• _WHAT THE TASK ASKS_:
Exactly as given, repeat all of the entries.

★ ★ ★ ★ ★

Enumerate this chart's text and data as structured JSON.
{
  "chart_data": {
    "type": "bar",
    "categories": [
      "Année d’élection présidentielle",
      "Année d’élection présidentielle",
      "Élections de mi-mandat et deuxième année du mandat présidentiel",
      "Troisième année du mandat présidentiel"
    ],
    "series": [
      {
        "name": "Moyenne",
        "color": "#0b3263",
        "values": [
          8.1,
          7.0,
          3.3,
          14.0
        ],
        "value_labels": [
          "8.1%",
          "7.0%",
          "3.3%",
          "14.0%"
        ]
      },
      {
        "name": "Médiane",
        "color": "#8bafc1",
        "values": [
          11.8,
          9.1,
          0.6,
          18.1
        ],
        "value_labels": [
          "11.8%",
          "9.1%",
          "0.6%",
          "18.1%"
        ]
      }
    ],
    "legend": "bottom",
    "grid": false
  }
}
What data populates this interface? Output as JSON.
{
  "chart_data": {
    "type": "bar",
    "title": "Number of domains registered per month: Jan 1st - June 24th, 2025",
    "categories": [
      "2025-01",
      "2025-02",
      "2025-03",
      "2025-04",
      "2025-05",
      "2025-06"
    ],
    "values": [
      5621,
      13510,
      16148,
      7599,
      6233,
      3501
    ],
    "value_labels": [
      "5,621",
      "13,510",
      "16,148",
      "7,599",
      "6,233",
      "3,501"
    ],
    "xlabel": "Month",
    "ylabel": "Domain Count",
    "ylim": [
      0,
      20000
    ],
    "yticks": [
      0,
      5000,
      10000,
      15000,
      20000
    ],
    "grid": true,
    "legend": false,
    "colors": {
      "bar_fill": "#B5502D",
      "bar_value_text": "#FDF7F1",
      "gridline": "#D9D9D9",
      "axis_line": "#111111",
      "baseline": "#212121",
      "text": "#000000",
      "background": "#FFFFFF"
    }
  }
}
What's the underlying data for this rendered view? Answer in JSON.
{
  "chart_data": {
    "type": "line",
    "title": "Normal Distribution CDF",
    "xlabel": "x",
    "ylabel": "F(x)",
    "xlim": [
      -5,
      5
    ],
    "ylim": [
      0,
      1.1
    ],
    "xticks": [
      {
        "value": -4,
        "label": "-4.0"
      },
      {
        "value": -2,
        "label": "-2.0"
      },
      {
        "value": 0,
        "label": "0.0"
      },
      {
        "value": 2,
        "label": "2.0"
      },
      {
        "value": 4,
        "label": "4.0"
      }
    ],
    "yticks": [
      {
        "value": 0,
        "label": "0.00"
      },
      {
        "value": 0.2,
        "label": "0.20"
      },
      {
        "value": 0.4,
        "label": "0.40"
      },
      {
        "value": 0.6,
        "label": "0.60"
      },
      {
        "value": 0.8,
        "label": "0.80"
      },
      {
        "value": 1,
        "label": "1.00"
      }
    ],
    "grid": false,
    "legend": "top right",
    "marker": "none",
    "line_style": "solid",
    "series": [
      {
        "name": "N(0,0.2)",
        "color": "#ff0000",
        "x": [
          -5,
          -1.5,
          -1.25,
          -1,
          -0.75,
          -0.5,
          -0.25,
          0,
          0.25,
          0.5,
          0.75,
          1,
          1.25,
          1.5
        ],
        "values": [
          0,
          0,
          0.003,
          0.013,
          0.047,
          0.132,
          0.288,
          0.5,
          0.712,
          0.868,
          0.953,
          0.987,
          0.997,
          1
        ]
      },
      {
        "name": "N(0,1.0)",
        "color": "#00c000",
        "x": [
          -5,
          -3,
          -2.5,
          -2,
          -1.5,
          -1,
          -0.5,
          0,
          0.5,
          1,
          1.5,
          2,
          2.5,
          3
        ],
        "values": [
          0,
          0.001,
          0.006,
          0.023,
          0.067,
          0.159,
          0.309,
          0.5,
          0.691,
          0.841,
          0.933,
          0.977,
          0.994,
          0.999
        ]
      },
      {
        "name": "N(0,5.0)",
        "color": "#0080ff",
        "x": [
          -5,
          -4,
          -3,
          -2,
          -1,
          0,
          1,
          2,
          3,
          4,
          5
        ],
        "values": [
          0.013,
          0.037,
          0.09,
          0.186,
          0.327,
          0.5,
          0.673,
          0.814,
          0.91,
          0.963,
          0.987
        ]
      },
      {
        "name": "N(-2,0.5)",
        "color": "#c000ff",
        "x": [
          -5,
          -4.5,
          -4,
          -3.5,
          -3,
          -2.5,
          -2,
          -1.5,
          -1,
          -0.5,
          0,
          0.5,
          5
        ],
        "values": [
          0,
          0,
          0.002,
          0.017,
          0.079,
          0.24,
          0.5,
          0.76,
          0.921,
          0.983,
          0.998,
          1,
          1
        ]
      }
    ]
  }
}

★ ★ ★ ★ ★

• _TASK OUTPUT_:
Enumerate this chart's text and data as structured JSON.
{
  "chart_data": {
    "type": "bar",
    "categories": [
      "Année d’élection présidentielle",
      "Année d’élection présidentielle",
      "Élections de mi-mandat et deuxième année du mandat présidentiel",
      "Troisième année du mandat présidentiel"
    ],
    "series": [
      {
        "name": "Moyenne",
        "color": "#0b3263",
        "values": [
          8.1,
          7.0,
          3.3,
          14.0
        ],
        "value_labels": [
          "8.1%",
          "7.0%",
          "3.3%",
          "14.0%"
        ]
      },
      {
        "name": "Médiane",
        "color": "#8bafc1",
        "values": [
          11.8,
          9.1,
          0.6,
          18.1
        ],
        "value_labels": [
          "11.8%",
          "9.1%",
          "0.6%",
          "18.1%"
        ]
      }
    ],
    "legend": "bottom",
    "grid": false
  }
}
What data populates this interface? Output as JSON.
{
  "chart_data": {
    "type": "bar",
    "title": "Number of domains registered per month: Jan 1st - June 24th, 2025",
    "categories": [
      "2025-01",
      "2025-02",
      "2025-03",
      "2025-04",
      "2025-05",
      "2025-06"
    ],
    "values": [
      5621,
      13510,
      16148,
      7599,
      6233,
      3501
    ],
    "value_labels": [
      "5,621",
      "13,510",
      "16,148",
      "7,599",
      "6,233",
      "3,501"
    ],
    "xlabel": "Month",
    "ylabel": "Domain Count",
    "ylim": [
      0,
      20000
    ],
    "yticks": [
      0,
      5000,
      10000,
      15000,
      20000
    ],
    "grid": true,
    "legend": false,
    "colors": {
      "bar_fill": "#B5502D",
      "bar_value_text": "#FDF7F1",
      "gridline": "#D9D9D9",
      "axis_line": "#111111",
      "baseline": "#212121",
      "text": "#000000",
      "background": "#FFFFFF"
    }
  }
}
What's the underlying data for this rendered view? Answer in JSON.
{
  "chart_data": {
    "type": "line",
    "title": "Normal Distribution CDF",
    "xlabel": "x",
    "ylabel": "F(x)",
    "xlim": [
      -5,
      5
    ],
    "ylim": [
      0,
      1.1
    ],
    "xticks": [
      {
        "value": -4,
        "label": "-4.0"
      },
      {
        "value": -2,
        "label": "-2.0"
      },
      {
        "value": 0,
        "label": "0.0"
      },
      {
        "value": 2,
        "label": "2.0"
      },
      {
        "value": 4,
        "label": "4.0"
      }
    ],
    "yticks": [
      {
        "value": 0,
        "label": "0.00"
      },
      {
        "value": 0.2,
        "label": "0.20"
      },
      {
        "value": 0.4,
        "label": "0.40"
      },
      {
        "value": 0.6,
        "label": "0.60"
      },
      {
        "value": 0.8,
        "label": "0.80"
      },
      {
        "value": 1,
        "label": "1.00"
      }
    ],
    "grid": false,
    "legend": "top right",
    "marker": "none",
    "line_style": "solid",
    "series": [
      {
        "name": "N(0,0.2)",
        "color": "#ff0000",
        "x": [
          -5,
          -1.5,
          -1.25,
          -1,
          -0.75,
          -0.5,
          -0.25,
          0,
          0.25,
          0.5,
          0.75,
          1,
          1.25,
          1.5
        ],
        "values": [
          0,
          0,
          0.003,
          0.013,
          0.047,
          0.132,
          0.288,
          0.5,
          0.712,
          0.868,
          0.953,
          0.987,
          0.997,
          1
        ]
      },
      {
        "name": "N(0,1.0)",
        "color": "#00c000",
        "x": [
          -5,
          -3,
          -2.5,
          -2,
          -1.5,
          -1,
          -0.5,
          0,
          0.5,
          1,
          1.5,
          2,
          2.5,
          3
        ],
        "values": [
          0,
          0.001,
          0.006,
          0.023,
          0.067,
          0.159,
          0.309,
          0.5,
          0.691,
          0.841,
          0.933,
          0.977,
          0.994,
          0.999
        ]
      },
      {
        "name": "N(0,5.0)",
        "color": "#0080ff",
        "x": [
          -5,
          -4,
          -3,
          -2,
          -1,
          0,
          1,
          2,
          3,
          4,
          5
        ],
        "values": [
          0.013,
          0.037,
          0.09,
          0.186,
          0.327,
          0.5,
          0.673,
          0.814,
          0.91,
          0.963,
          0.987
        ]
      },
      {
        "name": "N(-2,0.5)",
        "color": "#c000ff",
        "x": [
          -5,
          -4.5,
          -4,
          -3.5,
          -3,
          -2.5,
          -2,
          -1.5,
          -1,
          -0.5,
          0,
          0.5,
          5
        ],
        "values": [
          0,
          0,
          0.002,
          0.017,
          0.079,
          0.24,
          0.5,
          0.76,
          0.921,
          0.983,
          0.998,
          1,
          1
        ]
      }
    ]
  }
}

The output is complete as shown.